[TASK REQUIREMENTS]
Write out every record below exactly as it appears.
— begin —
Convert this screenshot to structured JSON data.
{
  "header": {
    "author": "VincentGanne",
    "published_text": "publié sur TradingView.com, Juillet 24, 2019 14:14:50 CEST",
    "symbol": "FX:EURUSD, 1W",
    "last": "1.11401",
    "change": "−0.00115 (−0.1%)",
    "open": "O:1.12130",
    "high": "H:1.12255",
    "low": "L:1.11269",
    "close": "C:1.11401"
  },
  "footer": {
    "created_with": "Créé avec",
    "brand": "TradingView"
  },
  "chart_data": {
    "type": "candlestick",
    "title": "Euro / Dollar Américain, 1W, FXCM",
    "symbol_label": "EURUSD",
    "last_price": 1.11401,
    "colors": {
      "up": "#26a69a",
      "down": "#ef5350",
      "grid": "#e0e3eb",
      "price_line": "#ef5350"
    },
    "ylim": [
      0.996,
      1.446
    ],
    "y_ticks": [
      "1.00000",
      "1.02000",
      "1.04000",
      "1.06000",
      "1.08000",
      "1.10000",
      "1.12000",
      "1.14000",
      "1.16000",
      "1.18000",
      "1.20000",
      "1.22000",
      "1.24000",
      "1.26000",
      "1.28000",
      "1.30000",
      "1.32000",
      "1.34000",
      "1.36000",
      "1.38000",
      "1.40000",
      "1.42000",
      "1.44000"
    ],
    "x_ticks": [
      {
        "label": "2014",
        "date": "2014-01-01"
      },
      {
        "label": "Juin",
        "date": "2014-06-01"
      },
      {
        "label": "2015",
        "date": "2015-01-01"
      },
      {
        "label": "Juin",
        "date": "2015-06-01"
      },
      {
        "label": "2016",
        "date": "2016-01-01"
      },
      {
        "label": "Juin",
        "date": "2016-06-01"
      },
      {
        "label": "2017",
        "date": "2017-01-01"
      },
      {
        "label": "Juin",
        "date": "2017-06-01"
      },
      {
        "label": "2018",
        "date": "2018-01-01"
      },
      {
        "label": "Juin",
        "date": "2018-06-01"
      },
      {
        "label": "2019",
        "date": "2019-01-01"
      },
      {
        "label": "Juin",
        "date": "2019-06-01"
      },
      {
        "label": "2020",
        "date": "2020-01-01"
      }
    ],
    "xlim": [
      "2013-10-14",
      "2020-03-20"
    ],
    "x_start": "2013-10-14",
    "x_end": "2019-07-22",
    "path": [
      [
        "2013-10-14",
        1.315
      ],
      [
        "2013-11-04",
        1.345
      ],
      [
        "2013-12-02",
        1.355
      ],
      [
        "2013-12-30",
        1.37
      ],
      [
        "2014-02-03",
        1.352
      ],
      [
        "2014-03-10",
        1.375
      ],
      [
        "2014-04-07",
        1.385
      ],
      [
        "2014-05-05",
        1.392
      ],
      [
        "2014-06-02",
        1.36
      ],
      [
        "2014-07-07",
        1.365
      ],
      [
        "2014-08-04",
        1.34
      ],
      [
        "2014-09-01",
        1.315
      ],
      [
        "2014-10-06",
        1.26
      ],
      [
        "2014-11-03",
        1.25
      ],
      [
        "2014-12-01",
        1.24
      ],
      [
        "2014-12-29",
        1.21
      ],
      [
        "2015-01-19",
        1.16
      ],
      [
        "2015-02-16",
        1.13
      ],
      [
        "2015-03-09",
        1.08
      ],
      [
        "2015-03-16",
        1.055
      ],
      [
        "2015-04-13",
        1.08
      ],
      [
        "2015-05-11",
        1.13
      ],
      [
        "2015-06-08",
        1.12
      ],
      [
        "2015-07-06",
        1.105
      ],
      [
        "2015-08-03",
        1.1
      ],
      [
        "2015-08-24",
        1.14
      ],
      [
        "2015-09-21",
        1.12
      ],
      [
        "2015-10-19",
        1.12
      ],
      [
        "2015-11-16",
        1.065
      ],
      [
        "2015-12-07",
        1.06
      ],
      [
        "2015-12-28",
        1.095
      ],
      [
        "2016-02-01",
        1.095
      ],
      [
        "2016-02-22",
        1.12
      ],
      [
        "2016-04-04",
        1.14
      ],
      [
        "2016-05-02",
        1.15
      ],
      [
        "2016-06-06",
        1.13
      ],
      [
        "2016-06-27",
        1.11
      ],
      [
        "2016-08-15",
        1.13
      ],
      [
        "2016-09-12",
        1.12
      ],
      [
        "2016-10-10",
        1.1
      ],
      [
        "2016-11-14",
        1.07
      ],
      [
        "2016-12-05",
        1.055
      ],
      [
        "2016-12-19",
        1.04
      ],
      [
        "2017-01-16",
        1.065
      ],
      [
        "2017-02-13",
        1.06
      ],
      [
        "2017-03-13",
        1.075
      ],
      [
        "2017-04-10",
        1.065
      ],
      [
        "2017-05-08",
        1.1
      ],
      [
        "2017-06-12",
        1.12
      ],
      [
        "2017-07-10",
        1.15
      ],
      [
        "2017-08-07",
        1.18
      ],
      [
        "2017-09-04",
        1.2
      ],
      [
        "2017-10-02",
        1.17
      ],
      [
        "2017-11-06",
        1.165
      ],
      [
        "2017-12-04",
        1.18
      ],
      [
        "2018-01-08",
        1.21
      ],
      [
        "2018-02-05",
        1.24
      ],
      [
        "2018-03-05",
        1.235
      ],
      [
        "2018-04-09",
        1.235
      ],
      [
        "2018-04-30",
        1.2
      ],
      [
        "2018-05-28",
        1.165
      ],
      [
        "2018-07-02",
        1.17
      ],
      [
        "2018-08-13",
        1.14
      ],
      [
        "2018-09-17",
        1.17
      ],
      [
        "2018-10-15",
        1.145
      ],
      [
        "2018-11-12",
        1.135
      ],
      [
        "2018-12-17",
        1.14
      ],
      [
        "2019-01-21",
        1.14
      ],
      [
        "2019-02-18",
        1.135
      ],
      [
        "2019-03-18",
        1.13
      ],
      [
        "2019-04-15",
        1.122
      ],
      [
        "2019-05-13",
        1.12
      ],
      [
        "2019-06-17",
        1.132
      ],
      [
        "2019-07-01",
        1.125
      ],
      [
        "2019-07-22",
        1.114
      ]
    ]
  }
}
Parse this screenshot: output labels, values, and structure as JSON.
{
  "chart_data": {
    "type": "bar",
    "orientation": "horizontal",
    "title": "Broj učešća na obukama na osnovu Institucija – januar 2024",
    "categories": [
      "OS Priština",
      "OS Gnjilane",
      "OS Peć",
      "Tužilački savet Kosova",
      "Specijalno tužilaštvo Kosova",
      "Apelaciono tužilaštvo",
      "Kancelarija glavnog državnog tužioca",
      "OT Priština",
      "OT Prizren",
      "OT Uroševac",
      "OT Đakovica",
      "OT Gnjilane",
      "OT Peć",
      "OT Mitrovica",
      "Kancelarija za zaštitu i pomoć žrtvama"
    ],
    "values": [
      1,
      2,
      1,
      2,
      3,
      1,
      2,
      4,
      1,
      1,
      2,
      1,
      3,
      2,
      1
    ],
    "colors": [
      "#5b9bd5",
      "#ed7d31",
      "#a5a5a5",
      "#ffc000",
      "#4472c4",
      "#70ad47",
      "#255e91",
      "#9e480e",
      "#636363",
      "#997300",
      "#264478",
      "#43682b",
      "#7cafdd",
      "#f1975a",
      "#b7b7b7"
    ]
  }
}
— end —
[RESULT OF THIS TASK]
Convert this screenshot to structured JSON data.
{
  "header": {
    "author": "VincentGanne",
    "published_text": "publié sur TradingView.com, Juillet 24, 2019 14:14:50 CEST",
    "symbol": "FX:EURUSD, 1W",
    "last": "1.11401",
    "change": "−0.00115 (−0.1%)",
    "open": "O:1.12130",
    "high": "H:1.12255",
    "low": "L:1.11269",
    "close": "C:1.11401"
  },
  "footer": {
    "created_with": "Créé avec",
    "brand": "TradingView"
  },
  "chart_data": {
    "type": "candlestick",
    "title": "Euro / Dollar Américain, 1W, FXCM",
    "symbol_label": "EURUSD",
    "last_price": 1.11401,
    "colors": {
      "up": "#26a69a",
      "down": "#ef5350",
      "grid": "#e0e3eb",
      "price_line": "#ef5350"
    },
    "ylim": [
      0.996,
      1.446
    ],
    "y_ticks": [
      "1.00000",
      "1.02000",
      "1.04000",
      "1.06000",
      "1.08000",
      "1.10000",
      "1.12000",
      "1.14000",
      "1.16000",
      "1.18000",
      "1.20000",
      "1.22000",
      "1.24000",
      "1.26000",
      "1.28000",
      "1.30000",
      "1.32000",
      "1.34000",
      "1.36000",
      "1.38000",
      "1.40000",
      "1.42000",
      "1.44000"
    ],
    "x_ticks": [
      {
        "label": "2014",
        "date": "2014-01-01"
      },
      {
        "label": "Juin",
        "date": "2014-06-01"
      },
      {
        "label": "2015",
        "date": "2015-01-01"
      },
      {
        "label": "Juin",
        "date": "2015-06-01"
      },
      {
        "label": "2016",
        "date": "2016-01-01"
      },
      {
        "label": "Juin",
        "date": "2016-06-01"
      },
      {
        "label": "2017",
        "date": "2017-01-01"
      },
      {
        "label": "Juin",
        "date": "2017-06-01"
      },
      {
        "label": "2018",
        "date": "2018-01-01"
      },
      {
        "label": "Juin",
        "date": "2018-06-01"
      },
      {
        "label": "2019",
        "date": "2019-01-01"
      },
      {
        "label": "Juin",
        "date": "2019-06-01"
      },
      {
        "label": "2020",
        "date": "2020-01-01"
      }
    ],
    "xlim": [
      "2013-10-14",
      "2020-03-20"
    ],
    "x_start": "2013-10-14",
    "x_end": "2019-07-22",
    "path": [
      [
        "2013-10-14",
        1.315
      ],
      [
        "2013-11-04",
        1.345
      ],
      [
        "2013-12-02",
        1.355
      ],
      [
        "2013-12-30",
        1.37
      ],
      [
        "2014-02-03",
        1.352
      ],
      [
        "2014-03-10",
        1.375
      ],
      [
        "2014-04-07",
        1.385
      ],
      [
        "2014-05-05",
        1.392
      ],
      [
        "2014-06-02",
        1.36
      ],
      [
        "2014-07-07",
        1.365
      ],
      [
        "2014-08-04",
        1.34
      ],
      [
        "2014-09-01",
        1.315
      ],
      [
        "2014-10-06",
        1.26
      ],
      [
        "2014-11-03",
        1.25
      ],
      [
        "2014-12-01",
        1.24
      ],
      [
        "2014-12-29",
        1.21
      ],
      [
        "2015-01-19",
        1.16
      ],
      [
        "2015-02-16",
        1.13
      ],
      [
        "2015-03-09",
        1.08
      ],
      [
        "2015-03-16",
        1.055
      ],
      [
        "2015-04-13",
        1.08
      ],
      [
        "2015-05-11",
        1.13
      ],
      [
        "2015-06-08",
        1.12
      ],
      [
        "2015-07-06",
        1.105
      ],
      [
        "2015-08-03",
        1.1
      ],
      [
        "2015-08-24",
        1.14
      ],
      [
        "2015-09-21",
        1.12
      ],
      [
        "2015-10-19",
        1.12
      ],
      [
        "2015-11-16",
        1.065
      ],
      [
        "2015-12-07",
        1.06
      ],
      [
        "2015-12-28",
        1.095
      ],
      [
        "2016-02-01",
        1.095
      ],
      [
        "2016-02-22",
        1.12
      ],
      [
        "2016-04-04",
        1.14
      ],
      [
        "2016-05-02",
        1.15
      ],
      [
        "2016-06-06",
        1.13
      ],
      [
        "2016-06-27",
        1.11
      ],
      [
        "2016-08-15",
        1.13
      ],
      [
        "2016-09-12",
        1.12
      ],
      [
        "2016-10-10",
        1.1
      ],
      [
        "2016-11-14",
        1.07
      ],
      [
        "2016-12-05",
        1.055
      ],
      [
        "2016-12-19",
        1.04
      ],
      [
        "2017-01-16",
        1.065
      ],
      [
        "2017-02-13",
        1.06
      ],
      [
        "2017-03-13",
        1.075
      ],
      [
        "2017-04-10",
        1.065
      ],
      [
        "2017-05-08",
        1.1
      ],
      [
        "2017-06-12",
        1.12
      ],
      [
        "2017-07-10",
        1.15
      ],
      [
        "2017-08-07",
        1.18
      ],
      [
        "2017-09-04",
        1.2
      ],
      [
        "2017-10-02",
        1.17
      ],
      [
        "2017-11-06",
        1.165
      ],
      [
        "2017-12-04",
        1.18
      ],
      [
        "2018-01-08",
        1.21
      ],
      [
        "2018-02-05",
        1.24
      ],
      [
        "2018-03-05",
        1.235
      ],
      [
        "2018-04-09",
        1.235
      ],
      [
        "2018-04-30",
        1.2
      ],
      [
        "2018-05-28",
        1.165
      ],
      [
        "2018-07-02",
        1.17
      ],
      [
        "2018-08-13",
        1.14
      ],
      [
        "2018-09-17",
        1.17
      ],
      [
        "2018-10-15",
        1.145
      ],
      [
        "2018-11-12",
        1.135
      ],
      [
        "2018-12-17",
        1.14
      ],
      [
        "2019-01-21",
        1.14
      ],
      [
        "2019-02-18",
        1.135
      ],
      [
        "2019-03-18",
        1.13
      ],
      [
        "2019-04-15",
        1.122
      ],
      [
        "2019-05-13",
        1.12
      ],
      [
        "2019-06-17",
        1.132
      ],
      [
        "2019-07-01",
        1.125
      ],
      [
        "2019-07-22",
        1.114
      ]
    ]
  }
}
Parse this screenshot: output labels, values, and structure as JSON.
{
  "chart_data": {
    "type": "bar",
    "orientation": "horizontal",
    "title": "Broj učešća na obukama na osnovu Institucija – januar 2024",
    "categories": [
      "OS Priština",
      "OS Gnjilane",
      "OS Peć",
      "Tužilački savet Kosova",
      "Specijalno tužilaštvo Kosova",
      "Apelaciono tužilaštvo",
      "Kancelarija glavnog državnog tužioca",
      "OT Priština",
      "OT Prizren",
      "OT Uroševac",
      "OT Đakovica",
      "OT Gnjilane",
      "OT Peć",
      "OT Mitrovica",
      "Kancelarija za zaštitu i pomoć žrtvama"
    ],
    "values": [
      1,
      2,
      1,
      2,
      3,
      1,
      2,
      4,
      1,
      1,
      2,
      1,
      3,
      2,
      1
    ],
    "colors": [
      "#5b9bd5",
      "#ed7d31",
      "#a5a5a5",
      "#ffc000",
      "#4472c4",
      "#70ad47",
      "#255e91",
      "#9e480e",
      "#636363",
      "#997300",
      "#264478",
      "#43682b",
      "#7cafdd",
      "#f1975a",
      "#b7b7b7"
    ]
  }
}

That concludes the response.